→ AIM OF THE TASK:
Search the data for the word "color" and copy every line where it occurs.

→ PROVIDED INFORMATION:
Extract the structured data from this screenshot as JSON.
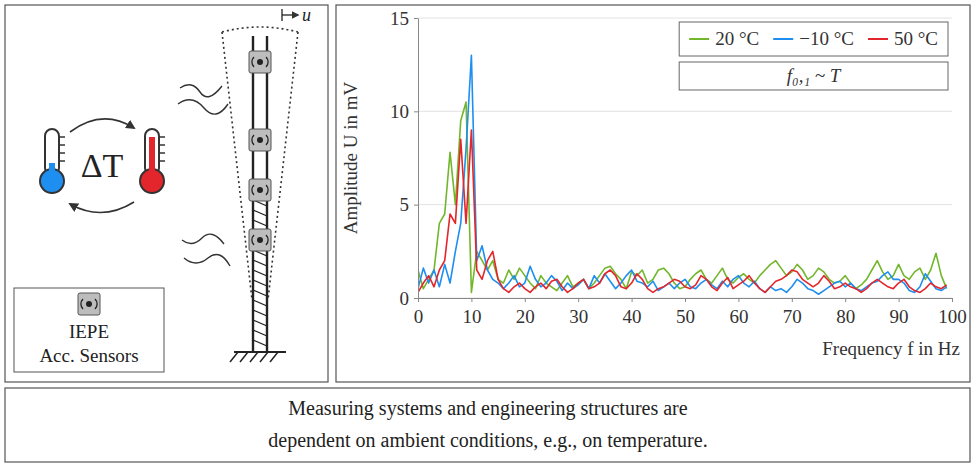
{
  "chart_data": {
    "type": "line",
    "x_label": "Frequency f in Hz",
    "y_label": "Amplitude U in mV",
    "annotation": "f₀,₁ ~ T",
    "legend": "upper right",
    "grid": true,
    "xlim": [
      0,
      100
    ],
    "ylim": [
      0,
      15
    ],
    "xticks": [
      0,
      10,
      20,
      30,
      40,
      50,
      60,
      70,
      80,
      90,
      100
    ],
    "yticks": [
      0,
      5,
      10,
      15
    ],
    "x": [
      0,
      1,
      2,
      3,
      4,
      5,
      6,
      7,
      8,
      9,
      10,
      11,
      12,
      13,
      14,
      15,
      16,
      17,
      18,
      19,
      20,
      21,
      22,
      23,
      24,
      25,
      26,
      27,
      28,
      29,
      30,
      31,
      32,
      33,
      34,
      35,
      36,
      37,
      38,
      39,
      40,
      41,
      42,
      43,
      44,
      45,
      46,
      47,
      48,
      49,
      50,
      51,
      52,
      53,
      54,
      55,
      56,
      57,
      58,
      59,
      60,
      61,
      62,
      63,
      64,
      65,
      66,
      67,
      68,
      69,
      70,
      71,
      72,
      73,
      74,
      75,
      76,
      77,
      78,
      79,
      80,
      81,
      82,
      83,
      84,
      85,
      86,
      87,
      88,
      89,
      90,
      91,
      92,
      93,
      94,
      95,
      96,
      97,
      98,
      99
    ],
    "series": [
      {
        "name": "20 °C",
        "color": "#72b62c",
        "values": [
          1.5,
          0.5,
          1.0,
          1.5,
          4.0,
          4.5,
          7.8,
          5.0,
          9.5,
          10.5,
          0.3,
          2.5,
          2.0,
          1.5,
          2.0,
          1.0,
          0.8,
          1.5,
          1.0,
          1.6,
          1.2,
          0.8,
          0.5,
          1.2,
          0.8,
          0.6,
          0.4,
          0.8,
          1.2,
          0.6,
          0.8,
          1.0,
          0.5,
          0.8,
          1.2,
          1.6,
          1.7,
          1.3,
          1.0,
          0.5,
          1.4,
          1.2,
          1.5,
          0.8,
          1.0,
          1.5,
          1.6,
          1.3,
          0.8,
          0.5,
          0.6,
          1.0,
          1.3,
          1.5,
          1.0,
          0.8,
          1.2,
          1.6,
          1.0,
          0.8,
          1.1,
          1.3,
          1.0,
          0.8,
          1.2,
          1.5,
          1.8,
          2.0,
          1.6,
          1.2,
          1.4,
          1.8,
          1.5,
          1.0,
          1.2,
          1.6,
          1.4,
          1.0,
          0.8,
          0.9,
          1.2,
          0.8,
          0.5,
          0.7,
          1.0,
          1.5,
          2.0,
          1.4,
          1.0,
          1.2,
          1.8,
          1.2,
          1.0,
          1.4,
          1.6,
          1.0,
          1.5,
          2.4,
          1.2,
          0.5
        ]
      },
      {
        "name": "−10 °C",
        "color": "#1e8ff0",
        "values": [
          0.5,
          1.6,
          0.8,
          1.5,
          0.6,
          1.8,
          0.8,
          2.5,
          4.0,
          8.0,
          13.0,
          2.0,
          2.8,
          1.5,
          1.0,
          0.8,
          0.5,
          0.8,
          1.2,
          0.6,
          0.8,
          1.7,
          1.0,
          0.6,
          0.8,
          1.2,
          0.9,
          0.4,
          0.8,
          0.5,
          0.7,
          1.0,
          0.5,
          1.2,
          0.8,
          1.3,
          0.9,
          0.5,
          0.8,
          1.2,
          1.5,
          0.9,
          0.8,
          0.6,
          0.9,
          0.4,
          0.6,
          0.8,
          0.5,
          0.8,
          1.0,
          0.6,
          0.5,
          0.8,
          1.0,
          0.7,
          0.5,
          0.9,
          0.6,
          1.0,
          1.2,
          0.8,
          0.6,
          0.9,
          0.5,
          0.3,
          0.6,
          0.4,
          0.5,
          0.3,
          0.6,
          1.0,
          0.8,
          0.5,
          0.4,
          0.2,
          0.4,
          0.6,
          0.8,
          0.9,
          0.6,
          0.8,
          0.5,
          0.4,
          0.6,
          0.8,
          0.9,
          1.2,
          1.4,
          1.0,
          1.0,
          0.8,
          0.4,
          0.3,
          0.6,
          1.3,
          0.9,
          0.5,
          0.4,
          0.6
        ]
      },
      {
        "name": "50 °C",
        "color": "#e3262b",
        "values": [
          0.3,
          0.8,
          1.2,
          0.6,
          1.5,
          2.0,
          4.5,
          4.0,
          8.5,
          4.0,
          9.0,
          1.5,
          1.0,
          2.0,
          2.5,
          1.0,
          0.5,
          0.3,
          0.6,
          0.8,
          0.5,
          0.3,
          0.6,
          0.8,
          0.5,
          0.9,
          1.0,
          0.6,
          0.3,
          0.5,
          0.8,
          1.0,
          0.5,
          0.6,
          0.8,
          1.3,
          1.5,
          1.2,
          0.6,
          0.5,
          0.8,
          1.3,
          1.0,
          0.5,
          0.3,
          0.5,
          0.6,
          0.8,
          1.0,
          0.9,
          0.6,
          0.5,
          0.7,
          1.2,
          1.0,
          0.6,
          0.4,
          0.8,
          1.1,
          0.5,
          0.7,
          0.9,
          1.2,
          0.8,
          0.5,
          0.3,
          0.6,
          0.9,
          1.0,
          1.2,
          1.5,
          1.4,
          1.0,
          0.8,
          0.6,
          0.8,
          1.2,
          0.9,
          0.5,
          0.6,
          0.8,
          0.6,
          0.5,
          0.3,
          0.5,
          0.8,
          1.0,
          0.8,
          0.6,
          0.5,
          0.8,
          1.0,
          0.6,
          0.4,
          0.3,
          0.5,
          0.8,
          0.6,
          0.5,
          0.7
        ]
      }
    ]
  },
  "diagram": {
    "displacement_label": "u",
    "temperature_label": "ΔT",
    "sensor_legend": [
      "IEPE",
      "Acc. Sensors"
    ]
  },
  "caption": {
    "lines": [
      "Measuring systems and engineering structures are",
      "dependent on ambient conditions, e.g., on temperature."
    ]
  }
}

→ RESPONSE BELOW:
        "color": "#72b62c",
        "color": "#1e8ff0",
        "color": "#e3262b",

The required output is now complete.